Written problem - From the listing below, copy every line with the word "text".

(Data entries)
════════════════════

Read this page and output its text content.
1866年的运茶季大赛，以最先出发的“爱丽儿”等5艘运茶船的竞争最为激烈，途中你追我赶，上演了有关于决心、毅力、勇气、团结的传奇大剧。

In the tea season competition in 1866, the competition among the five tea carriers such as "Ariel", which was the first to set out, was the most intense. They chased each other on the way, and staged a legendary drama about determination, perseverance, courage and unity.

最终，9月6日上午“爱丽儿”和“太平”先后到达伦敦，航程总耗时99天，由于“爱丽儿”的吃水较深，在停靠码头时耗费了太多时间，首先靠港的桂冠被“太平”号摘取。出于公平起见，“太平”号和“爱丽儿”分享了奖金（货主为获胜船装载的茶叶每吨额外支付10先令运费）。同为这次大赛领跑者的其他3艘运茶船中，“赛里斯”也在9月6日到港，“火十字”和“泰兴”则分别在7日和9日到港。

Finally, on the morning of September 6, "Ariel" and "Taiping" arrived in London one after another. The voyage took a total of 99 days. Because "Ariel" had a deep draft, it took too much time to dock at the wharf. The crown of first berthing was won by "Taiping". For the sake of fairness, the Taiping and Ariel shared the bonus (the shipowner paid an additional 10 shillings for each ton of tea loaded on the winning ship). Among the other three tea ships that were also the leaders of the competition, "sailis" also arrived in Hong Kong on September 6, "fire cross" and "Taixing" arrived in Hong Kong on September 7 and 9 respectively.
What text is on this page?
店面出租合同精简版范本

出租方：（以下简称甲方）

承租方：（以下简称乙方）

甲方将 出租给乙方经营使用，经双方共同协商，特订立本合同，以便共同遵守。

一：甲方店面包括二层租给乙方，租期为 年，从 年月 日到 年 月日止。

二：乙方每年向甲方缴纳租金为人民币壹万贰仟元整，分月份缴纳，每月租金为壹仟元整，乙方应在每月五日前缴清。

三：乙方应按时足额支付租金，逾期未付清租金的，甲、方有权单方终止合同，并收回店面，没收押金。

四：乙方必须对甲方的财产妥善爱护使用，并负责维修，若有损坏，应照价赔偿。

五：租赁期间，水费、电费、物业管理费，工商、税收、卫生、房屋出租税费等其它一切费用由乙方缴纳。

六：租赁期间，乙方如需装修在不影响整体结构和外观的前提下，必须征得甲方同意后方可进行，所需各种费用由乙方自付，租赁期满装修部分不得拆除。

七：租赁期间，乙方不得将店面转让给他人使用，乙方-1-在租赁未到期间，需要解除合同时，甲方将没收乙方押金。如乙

════════════════════

Task solution -
Read this page and output its text content.
What text is on this page?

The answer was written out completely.